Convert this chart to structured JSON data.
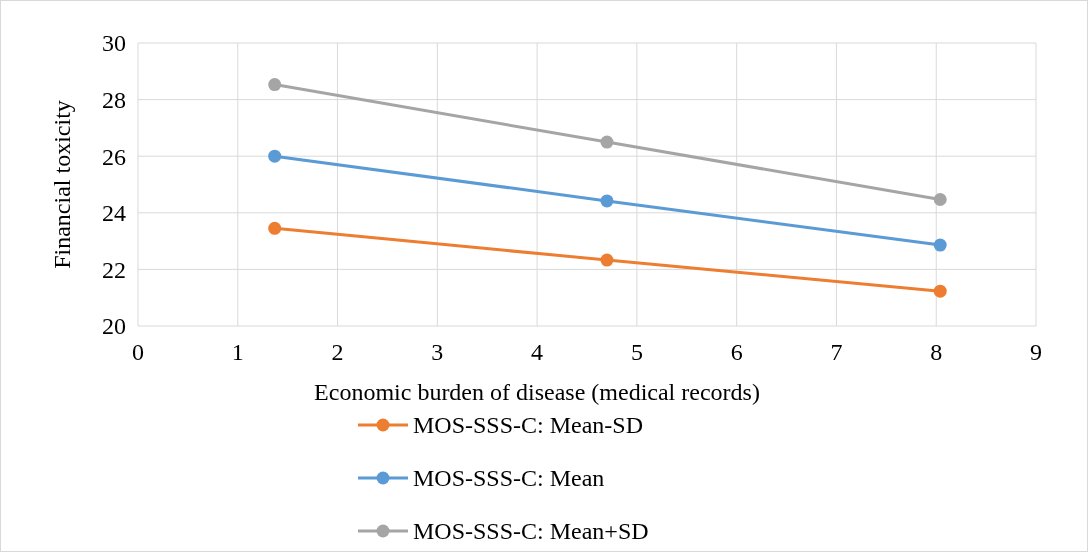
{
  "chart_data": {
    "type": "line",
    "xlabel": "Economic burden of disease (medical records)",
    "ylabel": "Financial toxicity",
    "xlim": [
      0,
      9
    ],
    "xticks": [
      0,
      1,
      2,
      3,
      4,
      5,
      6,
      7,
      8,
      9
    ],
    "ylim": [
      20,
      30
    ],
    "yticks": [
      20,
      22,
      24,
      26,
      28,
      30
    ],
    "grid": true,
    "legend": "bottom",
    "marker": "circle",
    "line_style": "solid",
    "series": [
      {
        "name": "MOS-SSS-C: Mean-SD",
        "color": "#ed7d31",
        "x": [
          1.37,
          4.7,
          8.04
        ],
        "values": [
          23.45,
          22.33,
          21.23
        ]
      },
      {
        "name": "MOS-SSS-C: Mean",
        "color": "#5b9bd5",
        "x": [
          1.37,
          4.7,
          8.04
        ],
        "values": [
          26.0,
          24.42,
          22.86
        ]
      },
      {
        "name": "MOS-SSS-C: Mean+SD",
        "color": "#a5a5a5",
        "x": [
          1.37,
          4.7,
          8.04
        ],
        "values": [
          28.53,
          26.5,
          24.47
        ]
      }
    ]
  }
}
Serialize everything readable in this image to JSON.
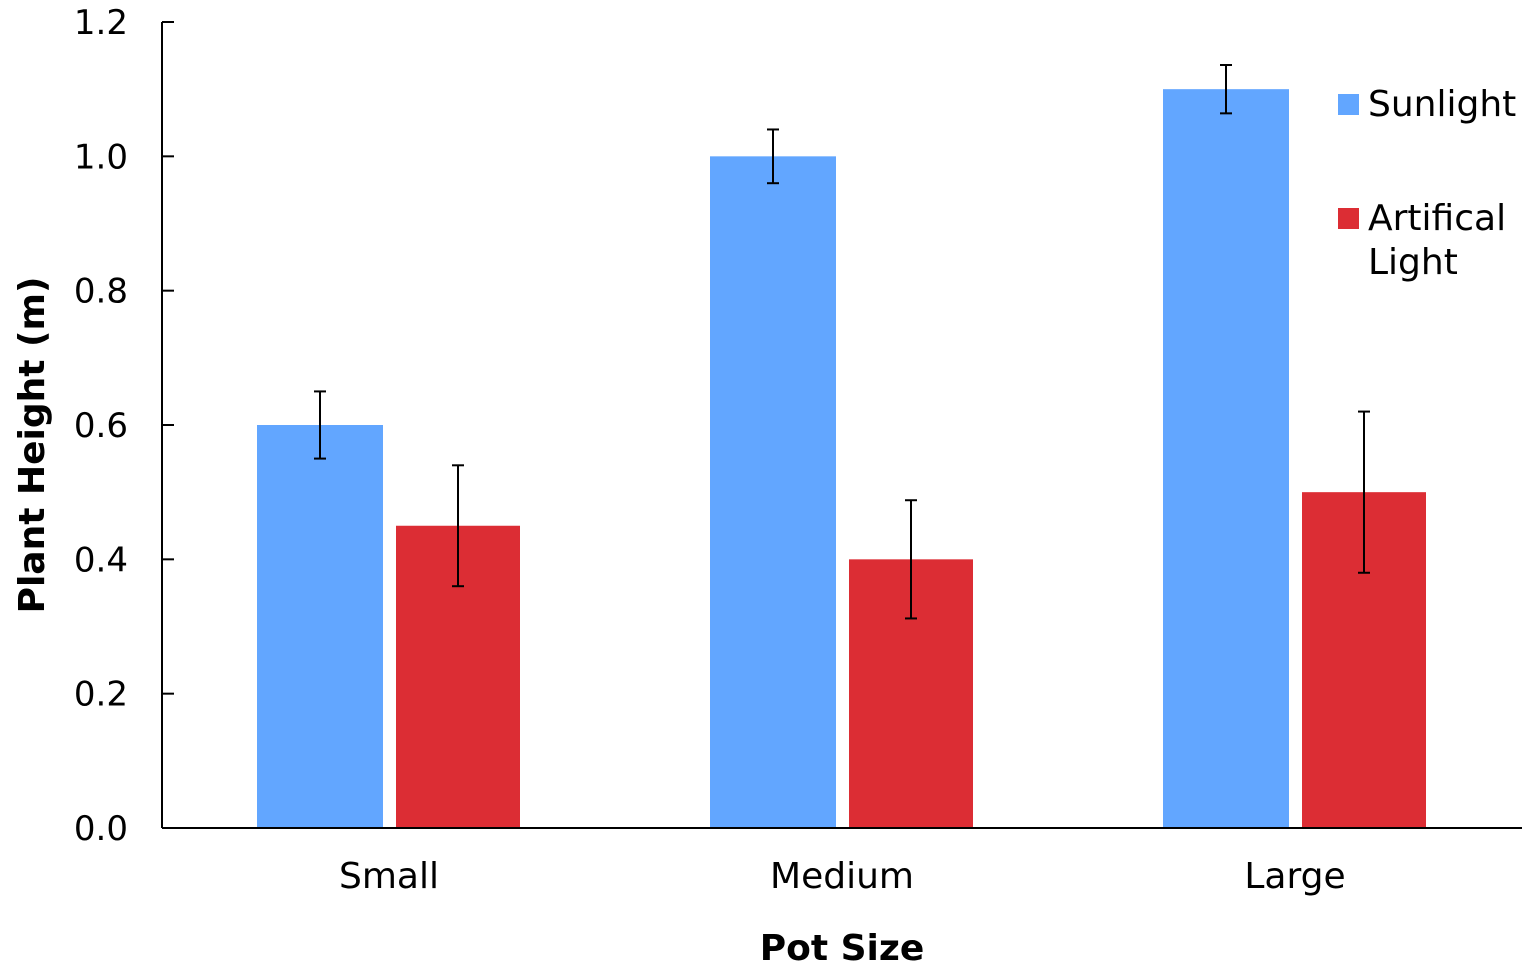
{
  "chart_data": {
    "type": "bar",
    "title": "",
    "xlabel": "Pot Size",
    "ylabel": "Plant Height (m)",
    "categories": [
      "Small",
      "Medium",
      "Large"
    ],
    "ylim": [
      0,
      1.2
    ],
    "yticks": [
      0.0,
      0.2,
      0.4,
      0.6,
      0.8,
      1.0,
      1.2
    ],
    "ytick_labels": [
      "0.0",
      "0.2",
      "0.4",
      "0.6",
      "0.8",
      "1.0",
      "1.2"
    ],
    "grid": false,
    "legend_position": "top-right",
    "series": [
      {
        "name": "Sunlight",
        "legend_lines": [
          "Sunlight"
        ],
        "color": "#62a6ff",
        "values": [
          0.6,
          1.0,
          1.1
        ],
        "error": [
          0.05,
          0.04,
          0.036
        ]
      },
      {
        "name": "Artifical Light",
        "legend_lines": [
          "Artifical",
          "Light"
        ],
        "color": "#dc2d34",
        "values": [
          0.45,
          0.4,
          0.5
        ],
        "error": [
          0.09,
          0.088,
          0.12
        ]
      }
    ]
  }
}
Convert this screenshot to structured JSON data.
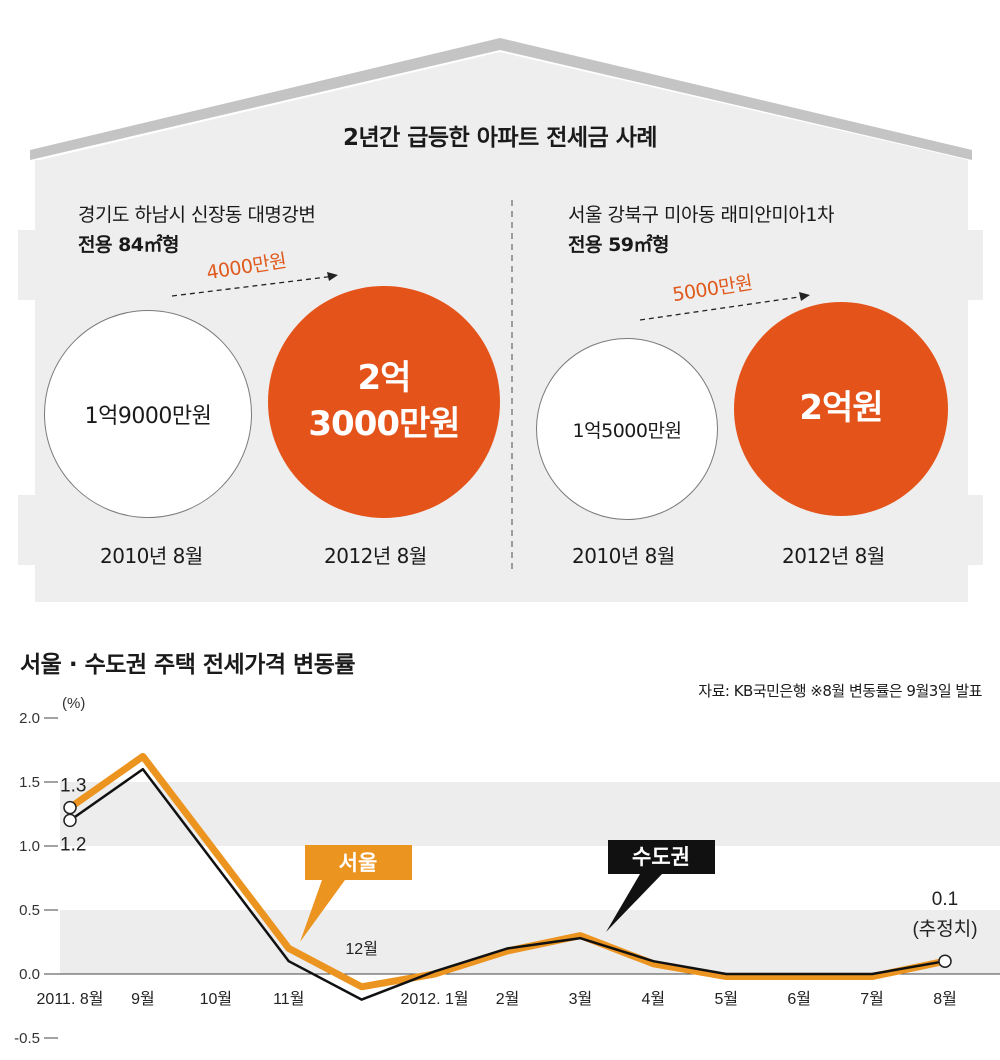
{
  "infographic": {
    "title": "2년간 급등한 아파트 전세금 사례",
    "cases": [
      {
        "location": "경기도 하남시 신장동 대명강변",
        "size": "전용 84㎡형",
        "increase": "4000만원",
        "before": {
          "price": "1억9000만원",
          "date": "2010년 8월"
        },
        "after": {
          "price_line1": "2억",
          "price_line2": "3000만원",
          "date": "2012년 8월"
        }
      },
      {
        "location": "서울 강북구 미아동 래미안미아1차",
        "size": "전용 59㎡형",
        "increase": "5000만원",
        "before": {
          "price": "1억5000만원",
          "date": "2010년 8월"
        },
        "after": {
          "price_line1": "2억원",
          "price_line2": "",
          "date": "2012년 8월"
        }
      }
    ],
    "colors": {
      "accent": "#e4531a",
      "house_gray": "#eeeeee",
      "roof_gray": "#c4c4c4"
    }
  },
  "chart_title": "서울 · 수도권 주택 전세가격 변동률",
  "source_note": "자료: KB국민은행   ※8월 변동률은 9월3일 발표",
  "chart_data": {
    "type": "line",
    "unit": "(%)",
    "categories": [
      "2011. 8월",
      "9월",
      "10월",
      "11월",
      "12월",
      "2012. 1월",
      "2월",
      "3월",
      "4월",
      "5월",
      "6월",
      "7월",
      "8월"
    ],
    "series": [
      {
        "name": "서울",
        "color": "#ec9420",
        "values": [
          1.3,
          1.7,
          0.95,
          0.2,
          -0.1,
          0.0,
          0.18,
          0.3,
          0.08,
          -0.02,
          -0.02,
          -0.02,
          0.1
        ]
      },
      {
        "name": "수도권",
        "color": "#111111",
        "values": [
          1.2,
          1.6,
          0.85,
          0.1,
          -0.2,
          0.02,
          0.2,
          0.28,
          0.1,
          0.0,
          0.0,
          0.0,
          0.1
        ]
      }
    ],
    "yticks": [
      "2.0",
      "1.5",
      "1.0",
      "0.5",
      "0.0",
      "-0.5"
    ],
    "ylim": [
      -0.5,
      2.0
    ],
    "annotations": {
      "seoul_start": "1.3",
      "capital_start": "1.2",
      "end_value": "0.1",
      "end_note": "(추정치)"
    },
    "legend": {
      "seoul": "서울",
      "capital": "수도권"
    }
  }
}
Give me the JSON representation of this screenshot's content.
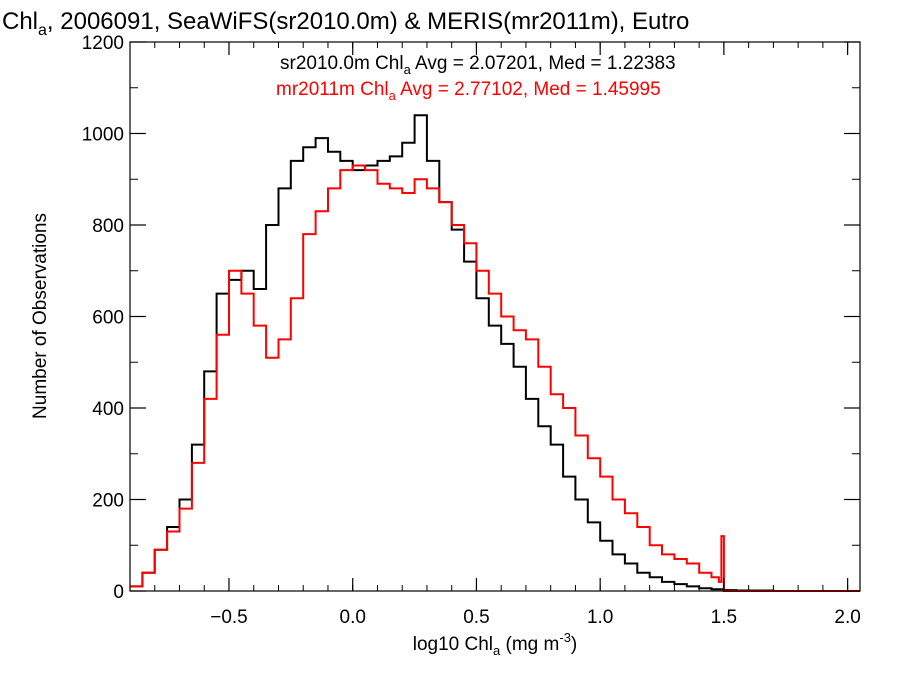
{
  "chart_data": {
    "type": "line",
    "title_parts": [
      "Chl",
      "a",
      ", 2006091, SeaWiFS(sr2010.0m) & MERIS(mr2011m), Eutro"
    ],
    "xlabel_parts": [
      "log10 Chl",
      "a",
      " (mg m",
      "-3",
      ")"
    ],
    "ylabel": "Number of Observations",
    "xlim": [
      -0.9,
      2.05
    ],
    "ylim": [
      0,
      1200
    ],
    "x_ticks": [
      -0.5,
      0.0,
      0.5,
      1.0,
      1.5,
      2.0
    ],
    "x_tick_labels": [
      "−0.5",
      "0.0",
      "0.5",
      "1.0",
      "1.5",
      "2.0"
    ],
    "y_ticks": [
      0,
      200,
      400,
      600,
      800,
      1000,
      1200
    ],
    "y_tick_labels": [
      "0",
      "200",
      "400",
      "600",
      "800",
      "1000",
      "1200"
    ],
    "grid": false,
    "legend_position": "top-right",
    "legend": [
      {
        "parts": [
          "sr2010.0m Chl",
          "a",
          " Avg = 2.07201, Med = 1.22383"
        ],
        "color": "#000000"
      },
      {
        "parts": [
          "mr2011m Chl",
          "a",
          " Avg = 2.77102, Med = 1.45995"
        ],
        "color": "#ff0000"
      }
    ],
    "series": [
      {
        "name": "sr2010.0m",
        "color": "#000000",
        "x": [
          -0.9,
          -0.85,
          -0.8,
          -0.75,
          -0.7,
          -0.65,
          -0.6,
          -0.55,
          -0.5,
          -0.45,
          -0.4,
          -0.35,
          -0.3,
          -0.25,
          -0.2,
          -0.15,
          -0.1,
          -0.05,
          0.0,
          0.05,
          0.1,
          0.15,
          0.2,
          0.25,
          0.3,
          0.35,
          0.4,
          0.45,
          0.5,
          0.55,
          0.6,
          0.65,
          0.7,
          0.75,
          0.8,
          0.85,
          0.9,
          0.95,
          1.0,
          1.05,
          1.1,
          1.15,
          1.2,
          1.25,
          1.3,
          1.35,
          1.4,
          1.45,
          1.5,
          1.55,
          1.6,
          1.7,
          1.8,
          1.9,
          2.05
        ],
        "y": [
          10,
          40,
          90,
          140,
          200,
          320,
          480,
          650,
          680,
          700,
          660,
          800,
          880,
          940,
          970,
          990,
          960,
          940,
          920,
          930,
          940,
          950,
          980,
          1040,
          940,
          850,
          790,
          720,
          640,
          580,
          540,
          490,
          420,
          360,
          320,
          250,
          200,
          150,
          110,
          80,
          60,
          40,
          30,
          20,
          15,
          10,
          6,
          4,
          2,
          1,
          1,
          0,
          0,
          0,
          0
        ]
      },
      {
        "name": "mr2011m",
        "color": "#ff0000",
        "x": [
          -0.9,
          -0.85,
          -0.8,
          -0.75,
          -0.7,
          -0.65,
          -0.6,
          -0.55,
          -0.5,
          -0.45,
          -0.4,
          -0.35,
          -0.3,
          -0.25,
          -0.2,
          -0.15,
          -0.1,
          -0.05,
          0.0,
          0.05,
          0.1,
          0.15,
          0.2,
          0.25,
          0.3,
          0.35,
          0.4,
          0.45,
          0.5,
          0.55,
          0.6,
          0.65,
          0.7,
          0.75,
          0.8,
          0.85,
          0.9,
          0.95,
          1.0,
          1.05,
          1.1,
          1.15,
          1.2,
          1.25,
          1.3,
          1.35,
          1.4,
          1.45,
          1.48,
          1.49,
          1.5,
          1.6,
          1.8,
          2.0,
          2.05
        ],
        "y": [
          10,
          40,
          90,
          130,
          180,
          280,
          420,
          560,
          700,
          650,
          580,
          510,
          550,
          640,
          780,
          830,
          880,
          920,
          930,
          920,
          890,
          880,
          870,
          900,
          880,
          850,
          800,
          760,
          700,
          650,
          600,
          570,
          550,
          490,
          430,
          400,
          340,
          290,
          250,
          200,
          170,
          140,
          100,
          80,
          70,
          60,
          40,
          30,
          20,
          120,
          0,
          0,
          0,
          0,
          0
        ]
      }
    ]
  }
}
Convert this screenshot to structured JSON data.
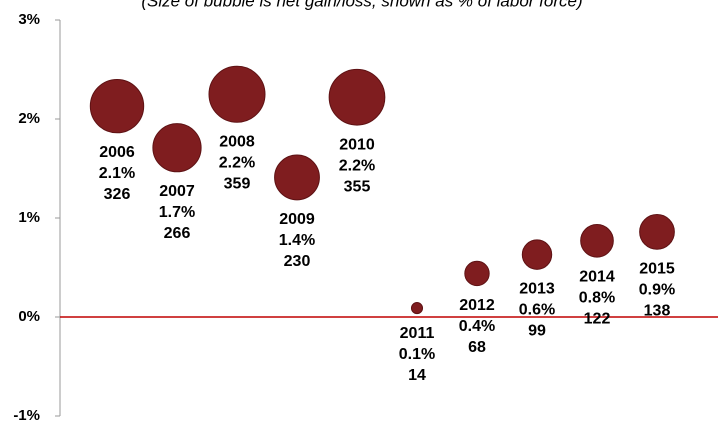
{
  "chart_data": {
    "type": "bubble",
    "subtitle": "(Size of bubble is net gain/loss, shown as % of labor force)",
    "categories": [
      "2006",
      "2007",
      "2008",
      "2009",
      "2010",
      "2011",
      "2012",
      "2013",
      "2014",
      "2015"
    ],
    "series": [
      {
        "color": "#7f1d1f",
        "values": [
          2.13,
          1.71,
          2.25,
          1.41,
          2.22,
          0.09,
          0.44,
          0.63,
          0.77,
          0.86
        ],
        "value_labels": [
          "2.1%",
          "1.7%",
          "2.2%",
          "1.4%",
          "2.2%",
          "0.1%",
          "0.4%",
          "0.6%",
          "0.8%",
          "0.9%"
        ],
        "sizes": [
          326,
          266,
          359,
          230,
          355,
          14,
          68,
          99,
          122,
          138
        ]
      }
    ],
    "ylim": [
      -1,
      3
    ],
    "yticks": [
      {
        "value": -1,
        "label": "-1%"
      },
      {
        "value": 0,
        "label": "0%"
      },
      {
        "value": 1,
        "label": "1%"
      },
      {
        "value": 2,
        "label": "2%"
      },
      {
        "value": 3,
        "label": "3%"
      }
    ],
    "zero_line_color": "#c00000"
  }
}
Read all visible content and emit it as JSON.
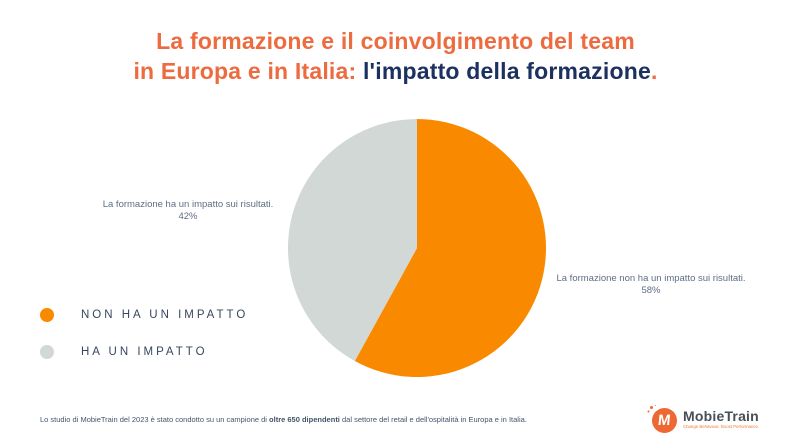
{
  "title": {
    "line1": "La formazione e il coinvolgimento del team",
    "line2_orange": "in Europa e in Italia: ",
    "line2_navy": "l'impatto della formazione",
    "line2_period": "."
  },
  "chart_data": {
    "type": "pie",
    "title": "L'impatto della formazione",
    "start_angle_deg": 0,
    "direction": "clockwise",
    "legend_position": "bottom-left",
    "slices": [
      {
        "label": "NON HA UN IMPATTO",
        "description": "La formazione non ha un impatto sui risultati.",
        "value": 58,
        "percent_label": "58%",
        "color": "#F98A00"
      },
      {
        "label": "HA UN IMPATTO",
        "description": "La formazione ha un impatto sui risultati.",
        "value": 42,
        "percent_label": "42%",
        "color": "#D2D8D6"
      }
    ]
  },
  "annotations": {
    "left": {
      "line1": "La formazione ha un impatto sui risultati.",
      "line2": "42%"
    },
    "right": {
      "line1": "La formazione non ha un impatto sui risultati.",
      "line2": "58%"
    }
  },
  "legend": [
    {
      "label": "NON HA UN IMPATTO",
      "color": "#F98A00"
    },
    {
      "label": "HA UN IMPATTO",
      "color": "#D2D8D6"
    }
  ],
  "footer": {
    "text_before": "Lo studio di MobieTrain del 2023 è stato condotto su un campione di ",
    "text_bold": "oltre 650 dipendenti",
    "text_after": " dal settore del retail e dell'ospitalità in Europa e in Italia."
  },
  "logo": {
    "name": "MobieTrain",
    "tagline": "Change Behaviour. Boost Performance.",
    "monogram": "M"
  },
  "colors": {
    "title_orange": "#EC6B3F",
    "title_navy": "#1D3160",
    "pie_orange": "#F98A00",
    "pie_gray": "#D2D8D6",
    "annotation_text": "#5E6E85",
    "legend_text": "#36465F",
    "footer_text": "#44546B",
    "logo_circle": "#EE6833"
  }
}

**Requirements:**
Using the listing, collect all lines in which the string "description" is found.

**Response to the task:**
        "description": "La formazione non ha un impatto sui risultati.",
        "description": "La formazione ha un impatto sui risultati.",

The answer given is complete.